-- START --
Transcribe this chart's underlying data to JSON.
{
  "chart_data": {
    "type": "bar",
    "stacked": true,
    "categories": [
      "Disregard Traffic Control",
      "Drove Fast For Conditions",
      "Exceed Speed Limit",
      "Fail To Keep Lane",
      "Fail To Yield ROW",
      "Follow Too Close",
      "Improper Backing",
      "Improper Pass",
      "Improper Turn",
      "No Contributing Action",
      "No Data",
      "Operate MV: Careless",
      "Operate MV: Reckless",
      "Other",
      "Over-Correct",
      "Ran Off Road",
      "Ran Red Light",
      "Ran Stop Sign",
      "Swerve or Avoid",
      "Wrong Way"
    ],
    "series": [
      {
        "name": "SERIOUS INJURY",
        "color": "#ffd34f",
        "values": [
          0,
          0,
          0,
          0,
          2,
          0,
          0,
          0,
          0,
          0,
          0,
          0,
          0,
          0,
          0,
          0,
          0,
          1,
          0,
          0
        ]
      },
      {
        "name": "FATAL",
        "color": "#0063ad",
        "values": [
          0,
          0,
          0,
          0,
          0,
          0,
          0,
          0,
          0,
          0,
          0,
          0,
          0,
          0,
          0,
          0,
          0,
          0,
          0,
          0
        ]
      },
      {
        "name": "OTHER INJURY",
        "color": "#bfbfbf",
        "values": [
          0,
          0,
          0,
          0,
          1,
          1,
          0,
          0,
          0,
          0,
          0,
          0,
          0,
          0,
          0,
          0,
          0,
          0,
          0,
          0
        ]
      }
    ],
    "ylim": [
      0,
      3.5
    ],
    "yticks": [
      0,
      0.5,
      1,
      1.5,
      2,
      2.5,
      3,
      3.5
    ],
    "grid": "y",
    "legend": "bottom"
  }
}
-- END --
-- START --
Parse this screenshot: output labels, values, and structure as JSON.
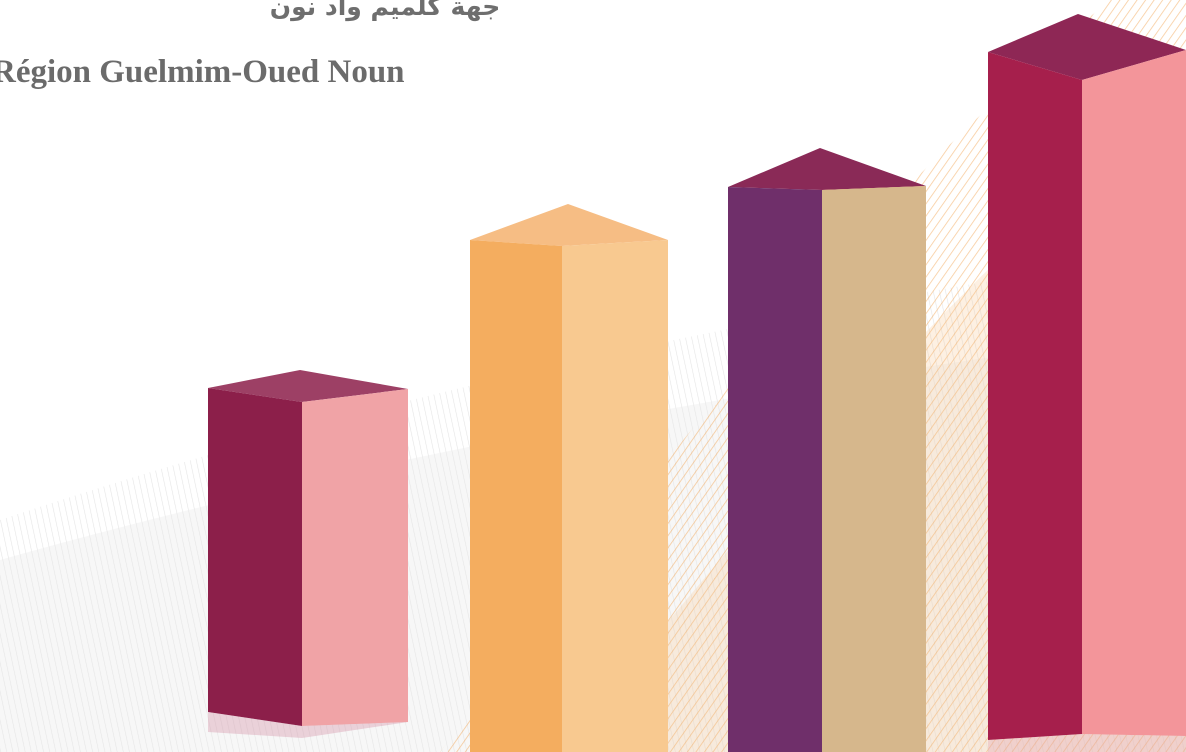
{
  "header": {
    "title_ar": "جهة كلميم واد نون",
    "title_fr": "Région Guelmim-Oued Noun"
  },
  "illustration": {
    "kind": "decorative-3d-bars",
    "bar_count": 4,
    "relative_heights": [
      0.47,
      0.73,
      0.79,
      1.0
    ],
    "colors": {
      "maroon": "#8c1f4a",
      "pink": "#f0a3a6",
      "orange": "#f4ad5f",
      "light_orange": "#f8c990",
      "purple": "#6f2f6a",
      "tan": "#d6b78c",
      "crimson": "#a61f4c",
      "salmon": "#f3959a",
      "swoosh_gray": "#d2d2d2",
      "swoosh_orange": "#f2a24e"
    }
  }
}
-- END --
◆ The request: Only lines with "this" are wanted here; list each of them.

◆ Reply to the task:
Transcribe this chart's underlying data to JSON.
Parse this screenshot: output labels, values, and structure as JSON.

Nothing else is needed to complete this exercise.